TASK DIRECTIONS —
Copy out lines with the word "JSON" from the material that follows.

[start]

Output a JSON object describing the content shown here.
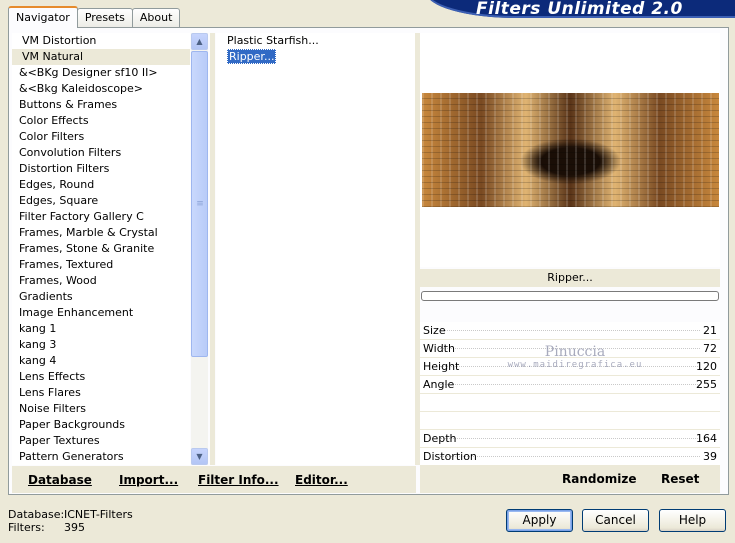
{
  "banner": {
    "title": "Filters Unlimited 2.0"
  },
  "tabs": [
    {
      "label": "Navigator",
      "active": true
    },
    {
      "label": "Presets",
      "active": false
    },
    {
      "label": "About",
      "active": false
    }
  ],
  "categories": [
    "VM Distortion",
    "VM Natural",
    "&<BKg Designer sf10 II>",
    "&<Bkg Kaleidoscope>",
    "Buttons & Frames",
    "Color Effects",
    "Color Filters",
    "Convolution Filters",
    "Distortion Filters",
    "Edges, Round",
    "Edges, Square",
    "Filter Factory Gallery C",
    "Frames, Marble & Crystal",
    "Frames, Stone & Granite",
    "Frames, Textured",
    "Frames, Wood",
    "Gradients",
    "Image Enhancement",
    "kang 1",
    "kang 3",
    "kang 4",
    "Lens Effects",
    "Lens Flares",
    "Noise Filters",
    "Paper Backgrounds",
    "Paper Textures",
    "Pattern Generators"
  ],
  "selected_category": "VM Natural",
  "filters": [
    {
      "label": "Plastic Starfish...",
      "selected": false
    },
    {
      "label": "Ripper...",
      "selected": true
    }
  ],
  "preview": {
    "filter_name": "Ripper..."
  },
  "params": [
    {
      "name": "Size",
      "value": "21"
    },
    {
      "name": "Width",
      "value": "72"
    },
    {
      "name": "Height",
      "value": "120"
    },
    {
      "name": "Angle",
      "value": "255"
    },
    {
      "name": "",
      "value": ""
    },
    {
      "name": "",
      "value": ""
    },
    {
      "name": "Depth",
      "value": "164"
    },
    {
      "name": "Distortion",
      "value": "39"
    }
  ],
  "watermark": {
    "name": "Pinuccia",
    "url": "www.maidiregrafica.eu"
  },
  "left_actions": {
    "database": "Database",
    "import": "Import...",
    "filter_info": "Filter Info...",
    "editor": "Editor..."
  },
  "right_actions": {
    "randomize": "Randomize",
    "reset": "Reset"
  },
  "footer": {
    "database_label": "Database:",
    "database_value": "ICNET-Filters",
    "filters_label": "Filters:",
    "filters_value": "395"
  },
  "buttons": {
    "apply": "Apply",
    "cancel": "Cancel",
    "help": "Help"
  }
}
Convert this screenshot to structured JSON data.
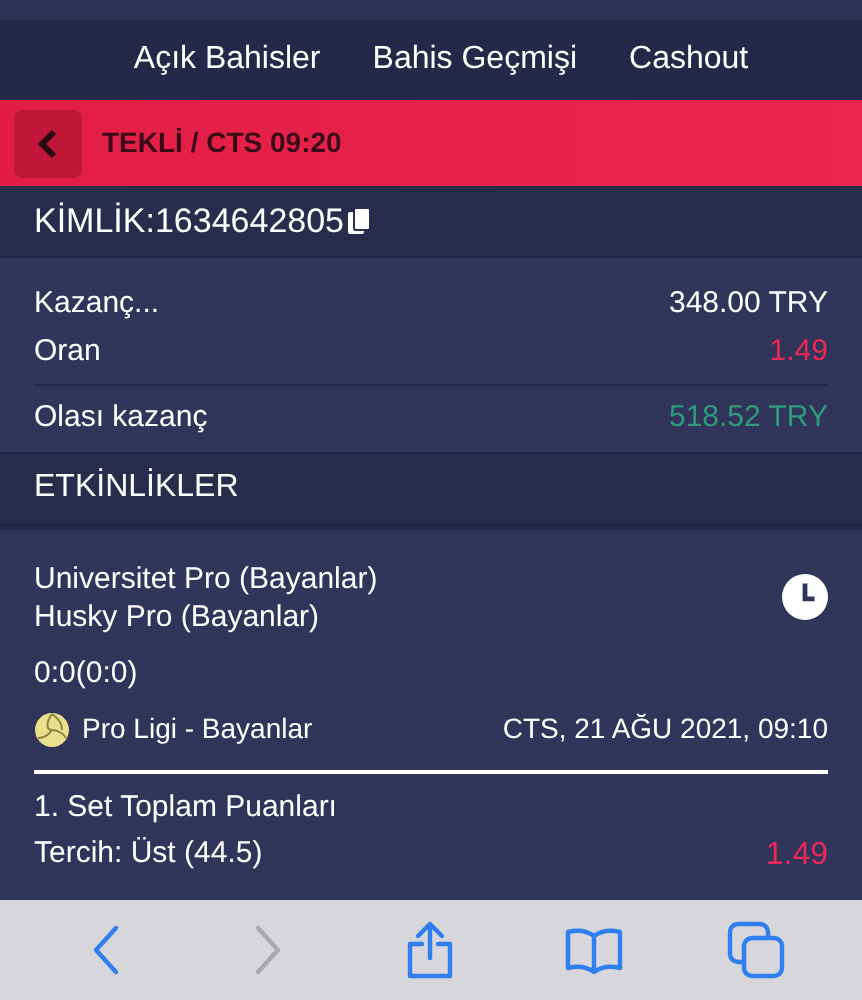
{
  "tabs": [
    {
      "label": "Açık Bahisler"
    },
    {
      "label": "Bahis Geçmişi"
    },
    {
      "label": "Cashout"
    }
  ],
  "header": {
    "title": "TEKLİ / CTS 09:20"
  },
  "ticket_id": "KİMLİK:1634642805",
  "summary": [
    {
      "label": "Kazanç...",
      "value": "348.00 TRY",
      "color": "#ffffff"
    },
    {
      "label": "Oran",
      "value": "1.49",
      "color": "#e8295a"
    },
    {
      "label": "Olası kazanç",
      "value": "518.52 TRY",
      "color": "#2f9a7c"
    }
  ],
  "section_title": "ETKİNLİKLER",
  "event": {
    "home": "Universitet Pro (Bayanlar)",
    "away": "Husky Pro (Bayanlar)",
    "score": "0:0(0:0)",
    "league": "Pro Ligi - Bayanlar",
    "date": "CTS, 21 AĞU 2021, 09:10",
    "market": "1. Set Toplam Puanları",
    "pick": "Tercih: Üst (44.5)",
    "odds": "1.49"
  },
  "browser_toolbar": [
    {
      "kind": "back",
      "disabled": false
    },
    {
      "kind": "forward",
      "disabled": true
    },
    {
      "kind": "share",
      "disabled": false
    },
    {
      "kind": "bookmarks",
      "disabled": false
    },
    {
      "kind": "tabs",
      "disabled": false
    }
  ]
}
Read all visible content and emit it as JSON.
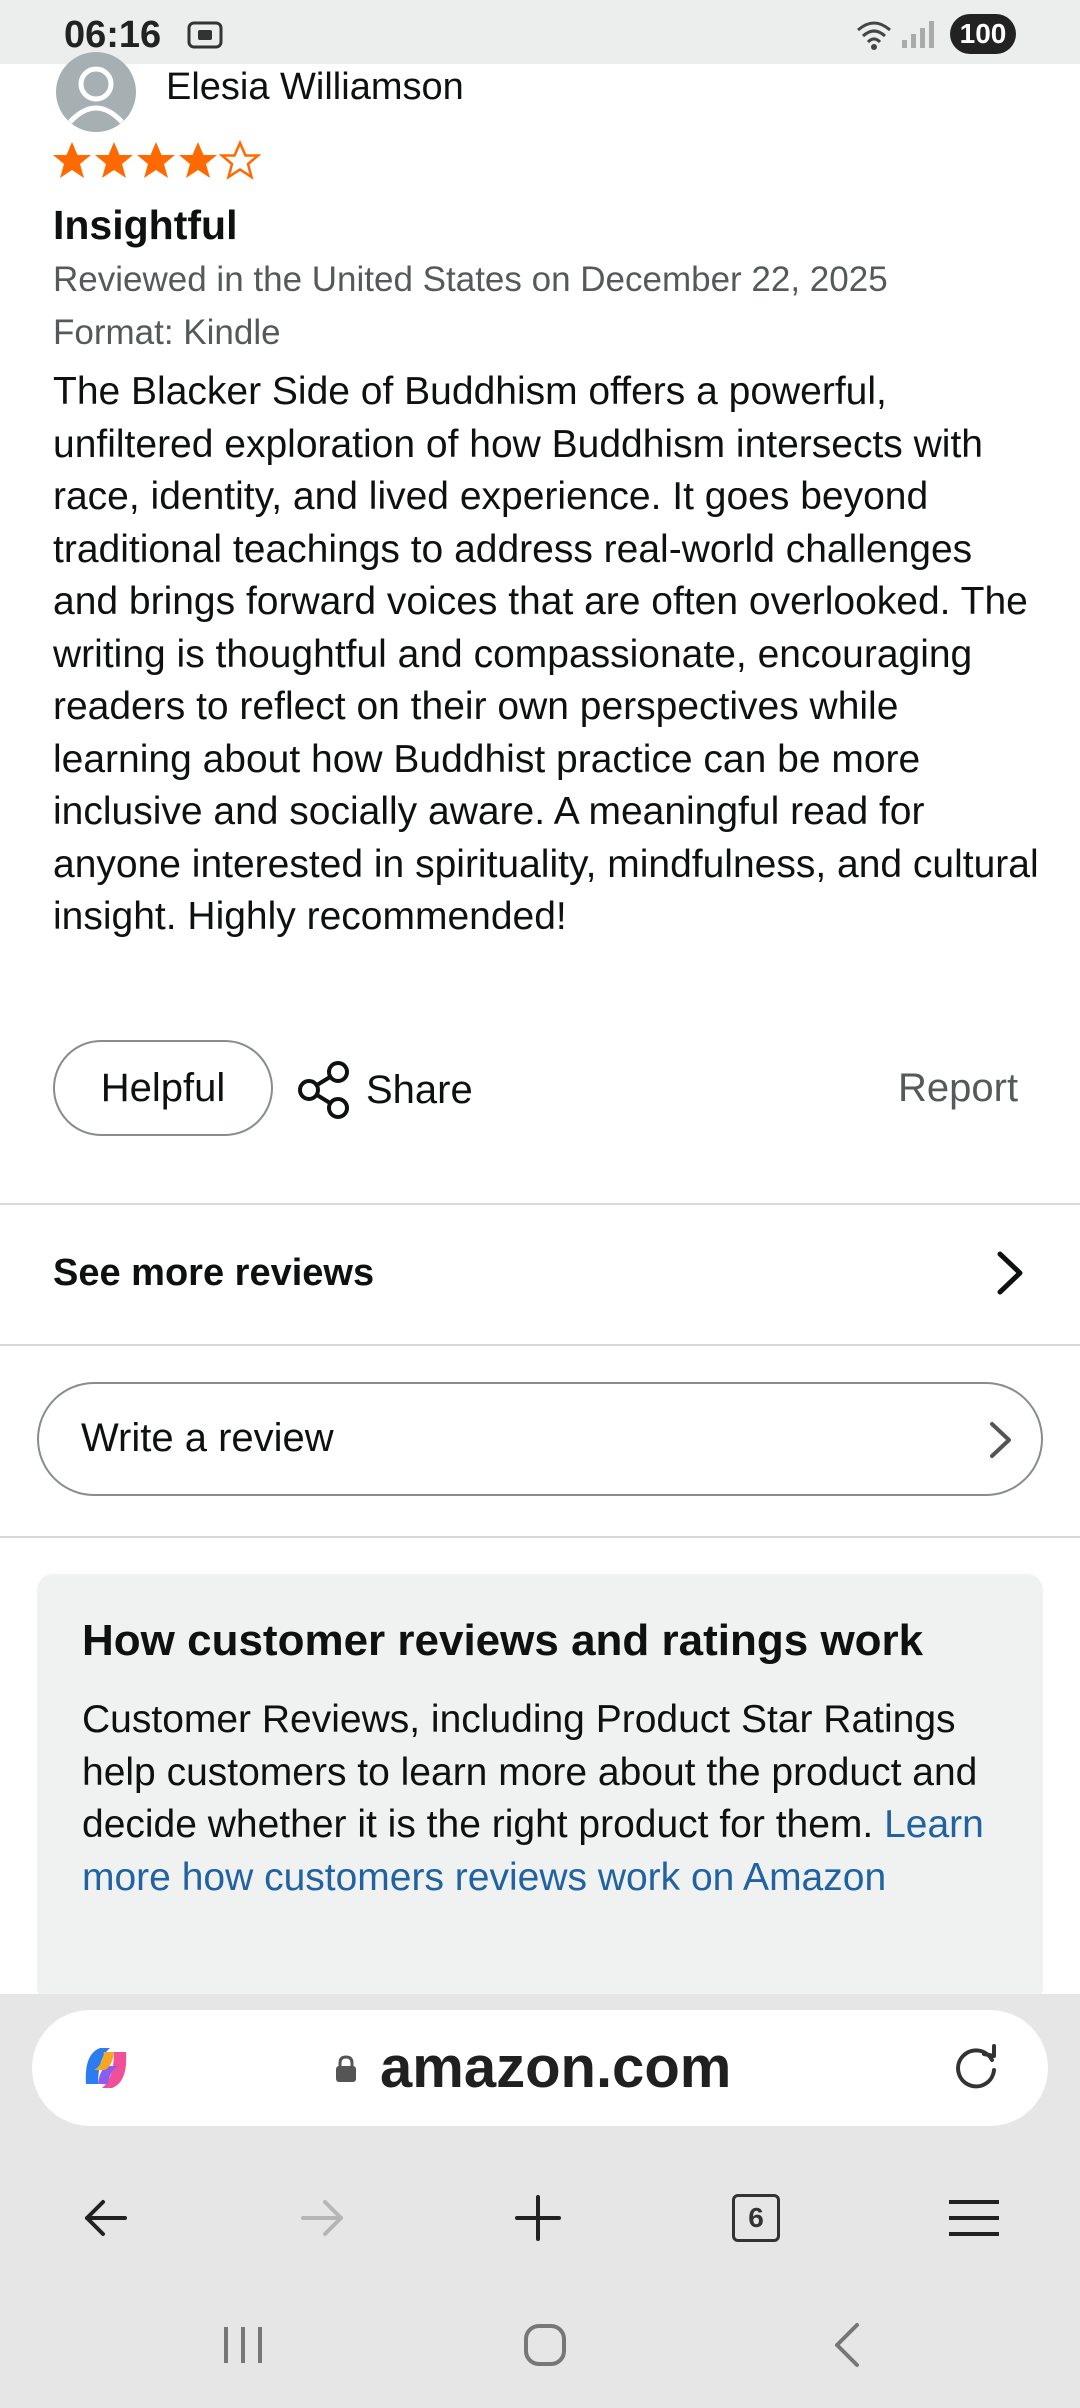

[end]

EXERCISE SOLUTION —
Output a JSON object describing the content shown here.
Convert this screenshot to structured JSON data.
Read all visible content and emit it as JSON.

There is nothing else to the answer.